__Job__.
In the discussion of GCC frame chains below, list every register that appears in the push instruction.

__Source__.
+===+
At a function boundary it must be 8-byte aligned (same reference).  I 
don't think GCC really optimizes leaf functions to permit sub 8-byte 
alignment, but since you omitted the body of your function I might be 
wrong in this case.

> 
>> Also, what's wrong with
>>
>> 	pac	r12, lr, sp
>> 	push	{r3, r7, ip, lr}
>> ?
> 
> AFAIK the AAPCS32 defines the Frame Record to be 2 consecutive 32-bit
> values of LR and FP on the stack so that's the reason.

GCC does not currently support AAPCS frame chains as that's a relatively 
new feature in the AAPCS; so it's not something you need to be concerned 
about right now.  The AAPCS frame chain uses R11 as the frame-chain 
register anyway.  However, you are right that this does affect 
-mtpcs-frame and will become relevant when we do add support for AAPCS 
frame chains.

> 
>> Which saves 2 bytes in the prologue and ...
+===+
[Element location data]
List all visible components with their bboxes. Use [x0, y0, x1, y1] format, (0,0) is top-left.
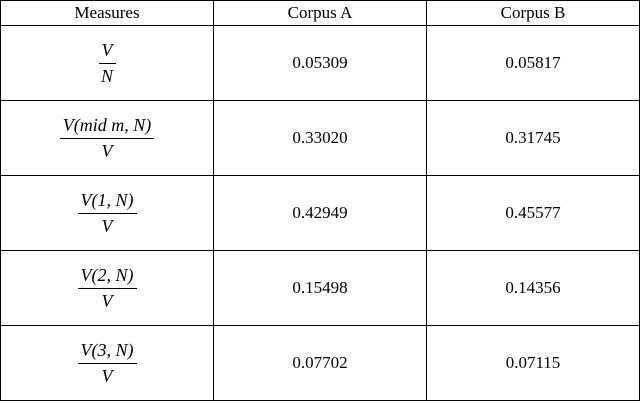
corpus-a-value: 0.42949 — [213, 175, 427, 251]
corpus-b-value: 0.14356 — [426, 250, 640, 326]
header-cell: Corpus A — [213, 0, 427, 26]
table-row: V(mid m, N) V 0.33020 0.31745 — [0, 100, 640, 176]
numerator: V(3, N) — [77, 340, 137, 364]
fraction: V(mid m, N) V — [59, 115, 155, 162]
corpus-b-value: 0.31745 — [426, 100, 640, 176]
measure-cell: V(3, N) V — [0, 325, 214, 401]
corpus-a-value: 0.15498 — [213, 250, 427, 326]
table-row: V(2, N) V 0.15498 0.14356 — [0, 250, 640, 326]
header-cell: Measures — [0, 0, 214, 26]
table-body: V N 0.05309 0.05817 V(mid m, N) V 0.33020 0.317… — [0, 25, 640, 401]
corpus-a-value: 0.33020 — [213, 100, 427, 176]
denominator: V — [101, 290, 113, 311]
corpus-b-value: 0.07115 — [426, 325, 640, 401]
denominator: V — [101, 365, 113, 386]
numerator: V(1, N) — [77, 190, 137, 214]
measure-cell: V(2, N) V — [0, 250, 214, 326]
corpus-b-value: 0.05817 — [426, 25, 640, 101]
denominator: V — [101, 140, 113, 161]
fraction: V(3, N) V — [77, 340, 137, 387]
header-cell: Corpus B — [426, 0, 640, 26]
denominator: V — [101, 215, 113, 236]
header-row: Measures Corpus A Corpus B — [0, 0, 640, 26]
measure-cell: V(1, N) V — [0, 175, 214, 251]
denominator: N — [100, 65, 113, 86]
numerator: V — [98, 40, 116, 64]
table-row: V(1, N) V 0.42949 0.45577 — [0, 175, 640, 251]
corpus-a-value: 0.07702 — [213, 325, 427, 401]
numerator: V(2, N) — [77, 265, 137, 289]
corpus-a-value: 0.05309 — [213, 25, 427, 101]
numerator: V(mid m, N) — [59, 115, 155, 139]
measure-cell: V(mid m, N) V — [0, 100, 214, 176]
table-row: V(3, N) V 0.07702 0.07115 — [0, 325, 640, 401]
fraction: V(2, N) V — [77, 265, 137, 312]
table-row: V N 0.05309 0.05817 — [0, 25, 640, 101]
corpus-b-value: 0.45577 — [426, 175, 640, 251]
fraction: V(1, N) V — [77, 190, 137, 237]
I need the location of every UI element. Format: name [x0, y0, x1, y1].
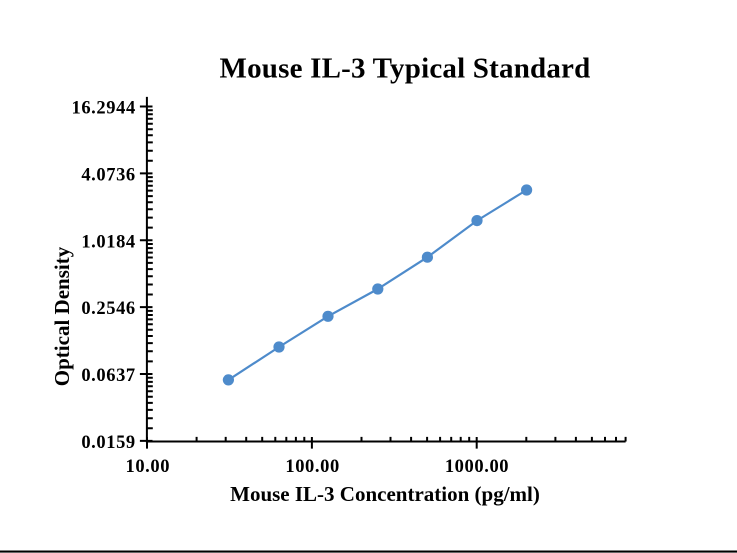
svg-text:1000.00: 1000.00	[445, 457, 509, 477]
svg-text:0.0159: 0.0159	[81, 433, 135, 453]
svg-text:100.00: 100.00	[285, 457, 339, 477]
svg-text:Mouse IL-3 Typical Standard: Mouse IL-3 Typical Standard	[220, 53, 591, 85]
svg-text:16.2944: 16.2944	[71, 99, 135, 119]
svg-text:4.0736: 4.0736	[81, 165, 135, 185]
svg-text:1.0184: 1.0184	[81, 232, 135, 252]
svg-text:10.00: 10.00	[125, 457, 170, 477]
svg-text:Mouse IL-3 Concentration (pg/m: Mouse IL-3 Concentration (pg/ml)	[230, 482, 540, 506]
svg-text:0.2546: 0.2546	[81, 299, 135, 319]
svg-text:0.0637: 0.0637	[81, 366, 135, 386]
svg-text:Optical Density: Optical Density	[50, 246, 74, 386]
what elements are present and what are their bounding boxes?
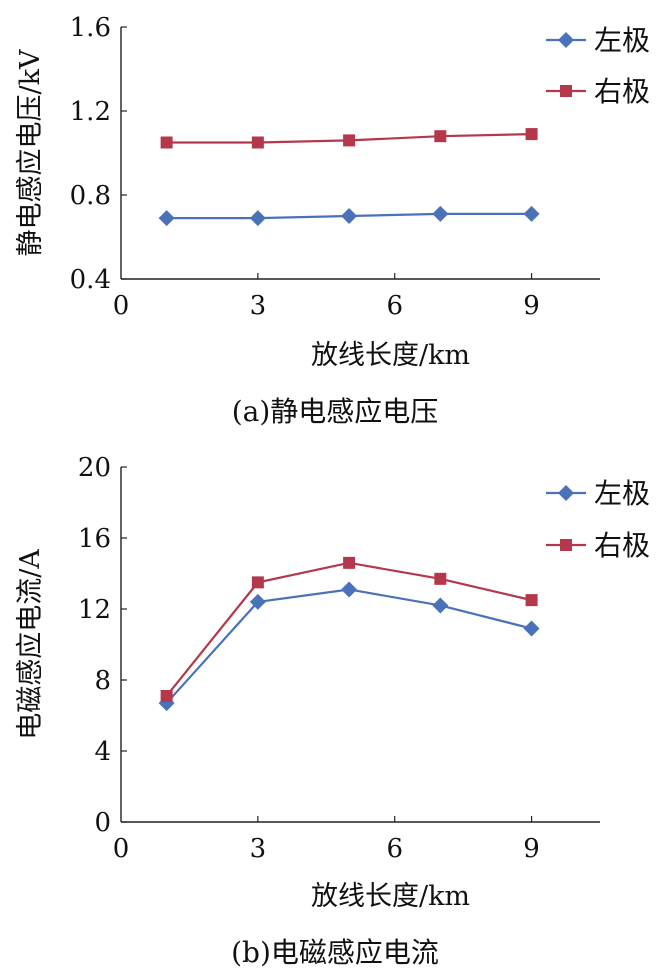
+===+
__Exercise answer__.
r3, r7, ip, lr